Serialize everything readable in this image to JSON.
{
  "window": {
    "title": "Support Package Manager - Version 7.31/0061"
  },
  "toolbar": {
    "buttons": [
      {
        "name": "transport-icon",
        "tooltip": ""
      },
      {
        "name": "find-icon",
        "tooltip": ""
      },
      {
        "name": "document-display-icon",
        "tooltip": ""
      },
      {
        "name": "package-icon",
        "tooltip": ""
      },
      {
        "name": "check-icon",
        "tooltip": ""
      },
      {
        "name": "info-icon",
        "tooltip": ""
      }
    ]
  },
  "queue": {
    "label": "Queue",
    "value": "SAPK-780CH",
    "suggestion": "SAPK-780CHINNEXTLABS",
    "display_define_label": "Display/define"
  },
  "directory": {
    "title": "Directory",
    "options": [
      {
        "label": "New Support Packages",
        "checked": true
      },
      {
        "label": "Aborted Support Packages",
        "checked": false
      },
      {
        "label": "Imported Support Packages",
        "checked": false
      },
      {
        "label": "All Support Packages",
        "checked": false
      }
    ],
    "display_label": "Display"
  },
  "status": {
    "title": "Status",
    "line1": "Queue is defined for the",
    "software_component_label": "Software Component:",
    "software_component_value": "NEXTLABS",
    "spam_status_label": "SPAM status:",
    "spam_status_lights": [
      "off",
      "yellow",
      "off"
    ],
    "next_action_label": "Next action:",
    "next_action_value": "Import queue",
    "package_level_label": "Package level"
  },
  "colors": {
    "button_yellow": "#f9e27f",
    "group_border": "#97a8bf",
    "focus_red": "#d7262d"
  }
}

OBJECTIVE » Where a line contains the string "title", extract that line.

ANSWER TO THE TASK »
    "title": "Support Package Manager - Version 7.31/0061"
    "title": "Directory",
    "title": "Status",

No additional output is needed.